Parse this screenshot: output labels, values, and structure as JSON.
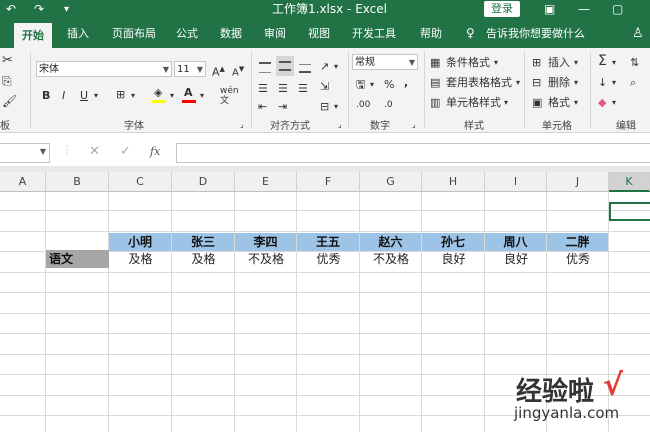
{
  "window": {
    "title": "工作簿1.xlsx  -  Excel",
    "login_label": "登录"
  },
  "tabs": [
    {
      "label": "开始",
      "active": true
    },
    {
      "label": "插入"
    },
    {
      "label": "页面布局"
    },
    {
      "label": "公式"
    },
    {
      "label": "数据"
    },
    {
      "label": "审阅"
    },
    {
      "label": "视图"
    },
    {
      "label": "开发工具"
    },
    {
      "label": "帮助"
    }
  ],
  "tell_me": "告诉我你想要做什么",
  "ribbon": {
    "font_name": "宋体",
    "font_size": "11",
    "number_format": "常规",
    "groups": {
      "font": "字体",
      "alignment": "对齐方式",
      "number": "数字",
      "styles": "样式",
      "cells": "单元格",
      "editing": "编辑",
      "clipboard_partial": "板"
    },
    "styles_buttons": [
      "条件格式",
      "套用表格格式",
      "单元格样式"
    ],
    "cells_buttons": [
      "插入",
      "删除",
      "格式"
    ]
  },
  "formula_bar": {
    "name_box": "",
    "formula": "",
    "fx": "fx"
  },
  "sheet": {
    "columns": [
      "A",
      "B",
      "C",
      "D",
      "E",
      "F",
      "G",
      "H",
      "I",
      "J",
      "K"
    ],
    "header_row": [
      "小明",
      "张三",
      "李四",
      "王五",
      "赵六",
      "孙七",
      "周八",
      "二胖"
    ],
    "row_label": "语文",
    "row_values": [
      "及格",
      "及格",
      "不及格",
      "优秀",
      "不及格",
      "良好",
      "良好",
      "优秀"
    ],
    "header_fill": "#9dc3e6",
    "label_fill": "#a6a6a6"
  },
  "watermark": {
    "text": "经验啦",
    "url": "jingyanla.com",
    "check": "√"
  }
}
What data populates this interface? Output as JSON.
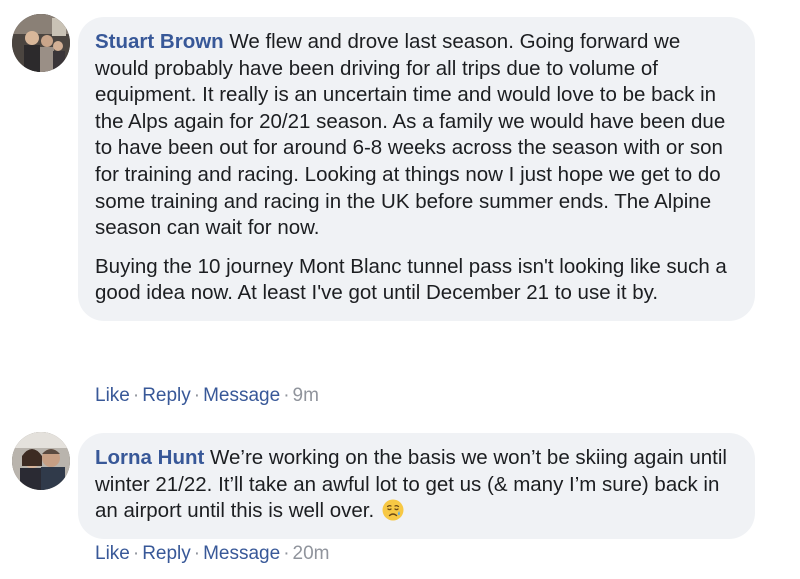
{
  "comments": [
    {
      "author": "Stuart Brown",
      "paragraphs": [
        "We flew and drove last season. Going forward we would probably have been driving for all trips due to volume of equipment. It really is an uncertain time and would love to be back in the Alps again for 20/21 season. As a family we would have been due to have been out for around 6-8 weeks across the season with or son for training and racing. Looking at things now I just hope we get to do some training and racing in the UK before summer ends. The Alpine season can wait for now.",
        "Buying the 10 journey Mont Blanc tunnel pass isn't looking like such a good idea now. At least I've got until December 21 to use it by."
      ],
      "actions": {
        "like": "Like",
        "reply": "Reply",
        "message": "Message",
        "separator": "·",
        "time": "9m"
      }
    },
    {
      "author": "Lorna Hunt",
      "text": "We’re working on the basis we won’t be skiing again until winter 21/22. It’ll take an awful lot to get us (& many I’m sure) back in an airport until this is well over.",
      "emoji": "sad-but-relieved-face-icon",
      "actions": {
        "like": "Like",
        "reply": "Reply",
        "message": "Message",
        "separator": "·",
        "time": "20m"
      }
    }
  ],
  "colors": {
    "author_link": "#385898",
    "bubble_background": "#f0f2f5",
    "meta_gray": "#90949c",
    "text": "#1c1e21"
  }
}
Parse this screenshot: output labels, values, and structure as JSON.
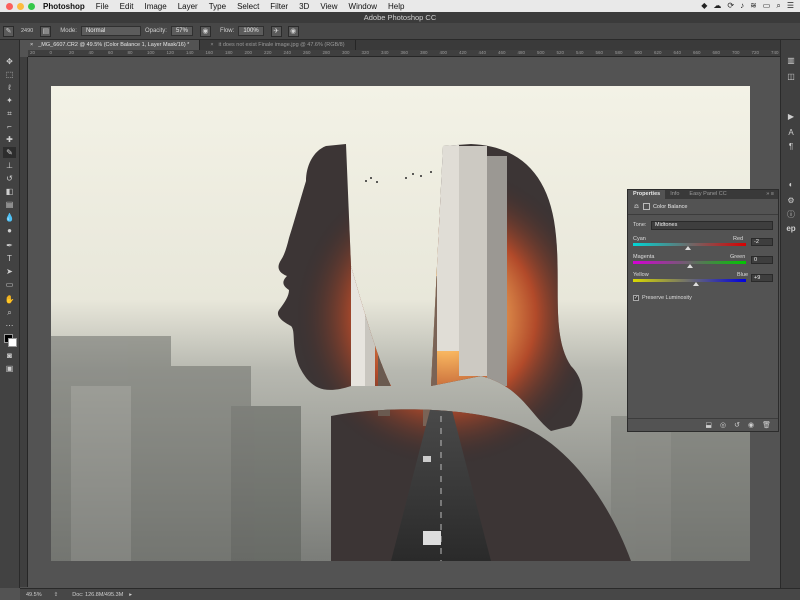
{
  "menubar": {
    "app": "Photoshop",
    "items": [
      "File",
      "Edit",
      "Image",
      "Layer",
      "Type",
      "Select",
      "Filter",
      "3D",
      "View",
      "Window",
      "Help"
    ]
  },
  "titlebar": {
    "title": "Adobe Photoshop CC"
  },
  "optionsbar": {
    "size": "2490",
    "mode_label": "Mode:",
    "mode_value": "Normal",
    "opacity_label": "Opacity:",
    "opacity_value": "57%",
    "flow_label": "Flow:",
    "flow_value": "100%"
  },
  "tabs": [
    {
      "label": "_MG_6607.CR2 @ 49.5% (Color Balance 1, Layer Mask/16) *"
    },
    {
      "label": "it does not exist Finale image.jpg @ 47.6% (RGB/8)"
    }
  ],
  "ruler": {
    "labels": [
      "20",
      "0",
      "20",
      "40",
      "60",
      "80",
      "100",
      "120",
      "140",
      "160",
      "180",
      "200",
      "220",
      "240",
      "260",
      "280",
      "300",
      "320",
      "340",
      "360",
      "380",
      "400",
      "420",
      "440",
      "460",
      "480",
      "500",
      "520",
      "540",
      "560",
      "580",
      "600",
      "620",
      "640",
      "660",
      "680",
      "700",
      "720",
      "740"
    ]
  },
  "properties": {
    "tabs": [
      "Properties",
      "Info",
      "Easy Panel CC"
    ],
    "header": "Color Balance",
    "tone_label": "Tone:",
    "tone_value": "Midtones",
    "sliders": [
      {
        "left": "Cyan",
        "right": "Red",
        "value": "-2",
        "fraction": 0.49
      },
      {
        "left": "Magenta",
        "right": "Green",
        "value": "0",
        "fraction": 0.5
      },
      {
        "left": "Yellow",
        "right": "Blue",
        "value": "+9",
        "fraction": 0.56
      }
    ],
    "preserve_label": "Preserve Luminosity",
    "preserve_checked": true
  },
  "status": {
    "zoom": "49.5%",
    "doc": "Doc: 126.8M/495.3M"
  },
  "rightpanel": {
    "ep_label": "ep"
  },
  "colors": {
    "accent": "#2a5fa8",
    "panel": "#535353",
    "toolbar": "#424242"
  }
}
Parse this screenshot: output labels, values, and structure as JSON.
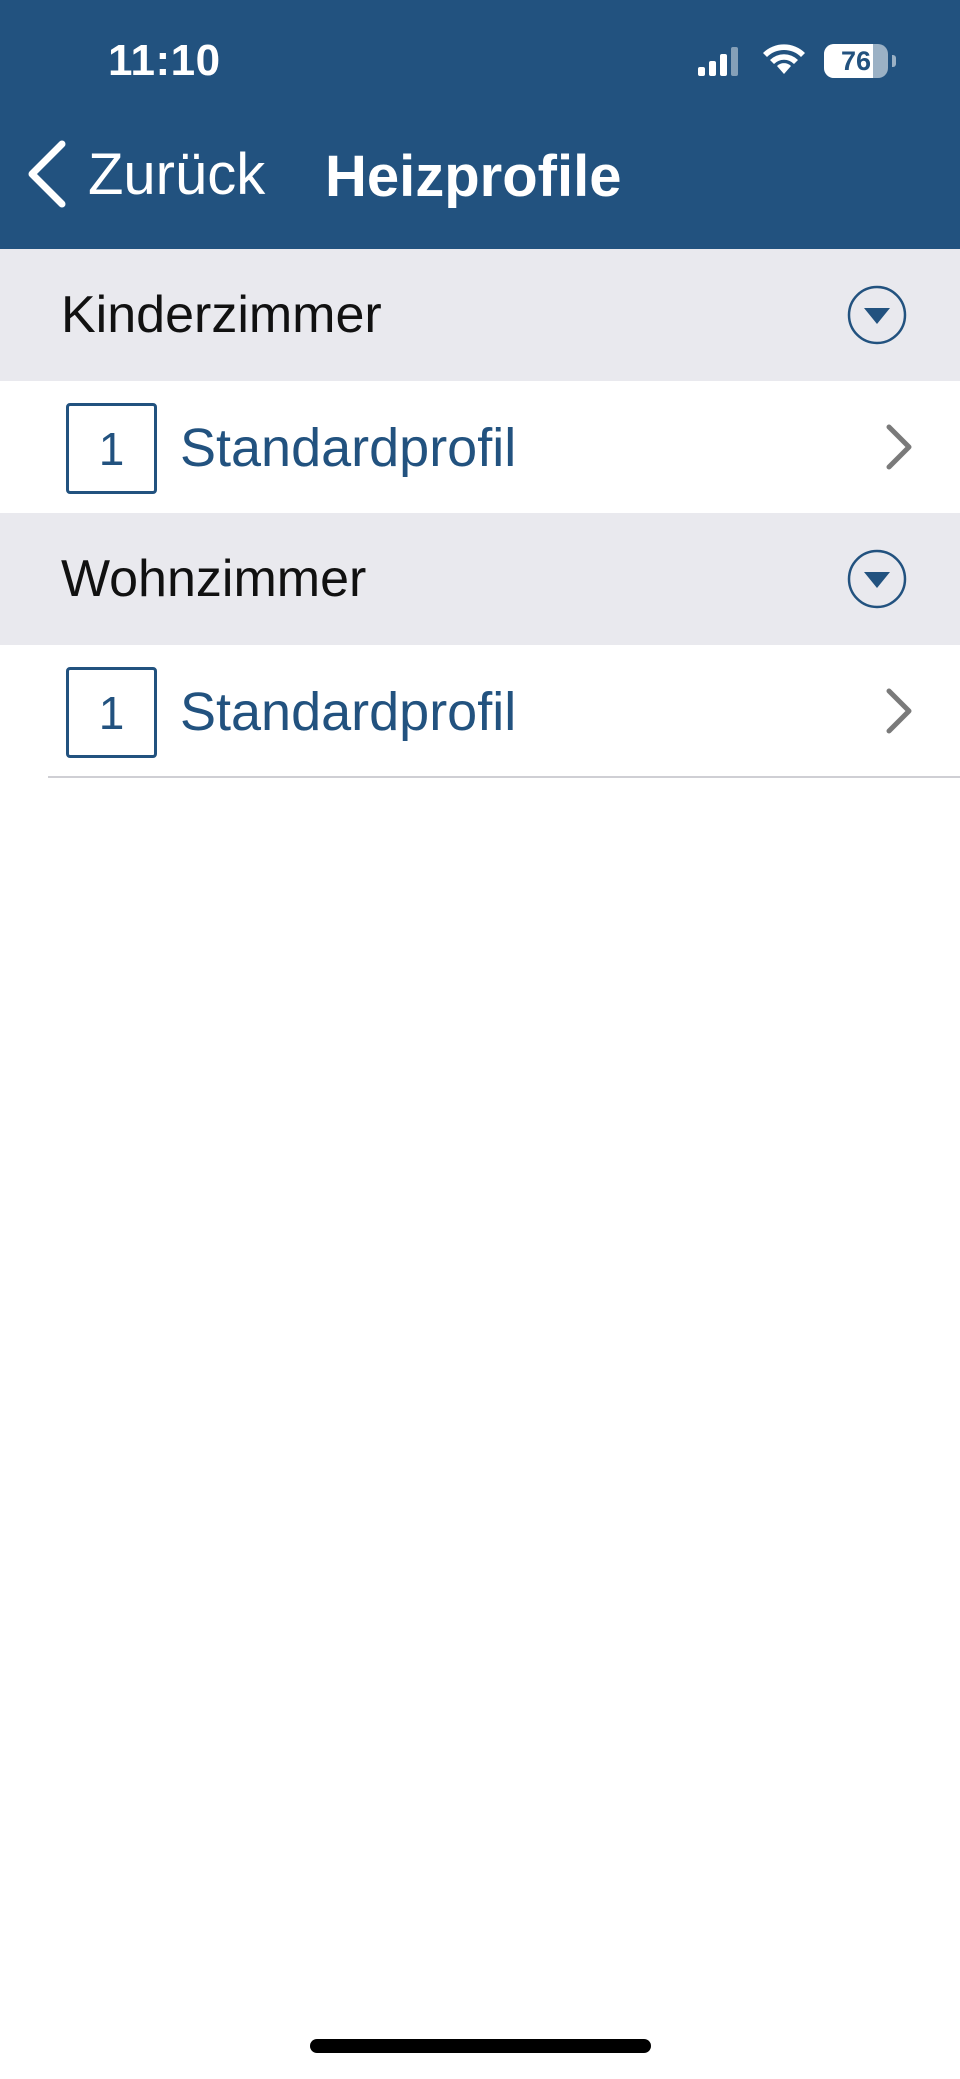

# # #

[REQUIRED WORK]:
Write the listing out a second time exactly, dropping all images.

[SOLVED EXERCISE]:
Parse this screenshot: output labels, values, and structure as JSON.
{
  "window": {
    "title": "工作簿1.xlsx  -  Excel",
    "login_label": "登录"
  },
  "tabs": [
    {
      "label": "开始",
      "active": true
    },
    {
      "label": "插入"
    },
    {
      "label": "页面布局"
    },
    {
      "label": "公式"
    },
    {
      "label": "数据"
    },
    {
      "label": "审阅"
    },
    {
      "label": "视图"
    },
    {
      "label": "开发工具"
    },
    {
      "label": "帮助"
    }
  ],
  "tell_me": "告诉我你想要做什么",
  "ribbon": {
    "font_name": "宋体",
    "font_size": "11",
    "number_format": "常规",
    "groups": {
      "font": "字体",
      "alignment": "对齐方式",
      "number": "数字",
      "styles": "样式",
      "cells": "单元格",
      "editing": "编辑",
      "clipboard_partial": "板"
    },
    "styles_buttons": [
      "条件格式",
      "套用表格格式",
      "单元格样式"
    ],
    "cells_buttons": [
      "插入",
      "删除",
      "格式"
    ]
  },
  "formula_bar": {
    "name_box": "",
    "formula": "",
    "fx": "fx"
  },
  "sheet": {
    "columns": [
      "A",
      "B",
      "C",
      "D",
      "E",
      "F",
      "G",
      "H",
      "I",
      "J",
      "K"
    ],
    "header_row": [
      "小明",
      "张三",
      "李四",
      "王五",
      "赵六",
      "孙七",
      "周八",
      "二胖"
    ],
    "row_label": "语文",
    "row_values": [
      "及格",
      "及格",
      "不及格",
      "优秀",
      "不及格",
      "良好",
      "良好",
      "优秀"
    ],
    "header_fill": "#9dc3e6",
    "label_fill": "#a6a6a6"
  },
  "watermark": {
    "text": "经验啦",
    "url": "jingyanla.com",
    "check": "√"
  }
}
What data populates this interface? Output as JSON.
{
  "comments": [
    {
      "author": "Stuart Brown",
      "paragraphs": [
        "We flew and drove last season. Going forward we would probably have been driving for all trips due to volume of equipment. It really is an uncertain time and would love to be back in the Alps again for 20/21 season. As a family we would have been due to have been out for around 6-8 weeks across the season with or son for training and racing. Looking at things now I just hope we get to do some training and racing in the UK before summer ends. The Alpine season can wait for now.",
        "Buying the 10 journey Mont Blanc tunnel pass isn't looking like such a good idea now. At least I've got until December 21 to use it by."
      ],
      "actions": {
        "like": "Like",
        "reply": "Reply",
        "message": "Message",
        "separator": "·",
        "time": "9m"
      }
    },
    {
      "author": "Lorna Hunt",
      "text": "We’re working on the basis we won’t be skiing again until winter 21/22. It’ll take an awful lot to get us (& many I’m sure) back in an airport until this is well over.",
      "emoji": "sad-but-relieved-face-icon",
      "actions": {
        "like": "Like",
        "reply": "Reply",
        "message": "Message",
        "separator": "·",
        "time": "20m"
      }
    }
  ],
  "colors": {
    "author_link": "#385898",
    "bubble_background": "#f0f2f5",
    "meta_gray": "#90949c",
    "text": "#1c1e21"
  }
}
Parse this screenshot: output labels, values, and structure as JSON.
{
  "menubar": {
    "app": "Photoshop",
    "items": [
      "File",
      "Edit",
      "Image",
      "Layer",
      "Type",
      "Select",
      "Filter",
      "3D",
      "View",
      "Window",
      "Help"
    ]
  },
  "titlebar": {
    "title": "Adobe Photoshop CC"
  },
  "optionsbar": {
    "size": "2490",
    "mode_label": "Mode:",
    "mode_value": "Normal",
    "opacity_label": "Opacity:",
    "opacity_value": "57%",
    "flow_label": "Flow:",
    "flow_value": "100%"
  },
  "tabs": [
    {
      "label": "_MG_6607.CR2 @ 49.5% (Color Balance 1, Layer Mask/16) *"
    },
    {
      "label": "it does not exist Finale image.jpg @ 47.6% (RGB/8)"
    }
  ],
  "ruler": {
    "labels": [
      "20",
      "0",
      "20",
      "40",
      "60",
      "80",
      "100",
      "120",
      "140",
      "160",
      "180",
      "200",
      "220",
      "240",
      "260",
      "280",
      "300",
      "320",
      "340",
      "360",
      "380",
      "400",
      "420",
      "440",
      "460",
      "480",
      "500",
      "520",
      "540",
      "560",
      "580",
      "600",
      "620",
      "640",
      "660",
      "680",
      "700",
      "720",
      "740"
    ]
  },
  "properties": {
    "tabs": [
      "Properties",
      "Info",
      "Easy Panel CC"
    ],
    "header": "Color Balance",
    "tone_label": "Tone:",
    "tone_value": "Midtones",
    "sliders": [
      {
        "left": "Cyan",
        "right": "Red",
        "value": "-2",
        "fraction": 0.49
      },
      {
        "left": "Magenta",
        "right": "Green",
        "value": "0",
        "fraction": 0.5
      },
      {
        "left": "Yellow",
        "right": "Blue",
        "value": "+9",
        "fraction": 0.56
      }
    ],
    "preserve_label": "Preserve Luminosity",
    "preserve_checked": true
  },
  "status": {
    "zoom": "49.5%",
    "doc": "Doc: 126.8M/495.3M"
  },
  "rightpanel": {
    "ep_label": "ep"
  },
  "colors": {
    "accent": "#2a5fa8",
    "panel": "#535353",
    "toolbar": "#424242"
  }
}
Parse this screenshot: output labels, values, and structure as JSON.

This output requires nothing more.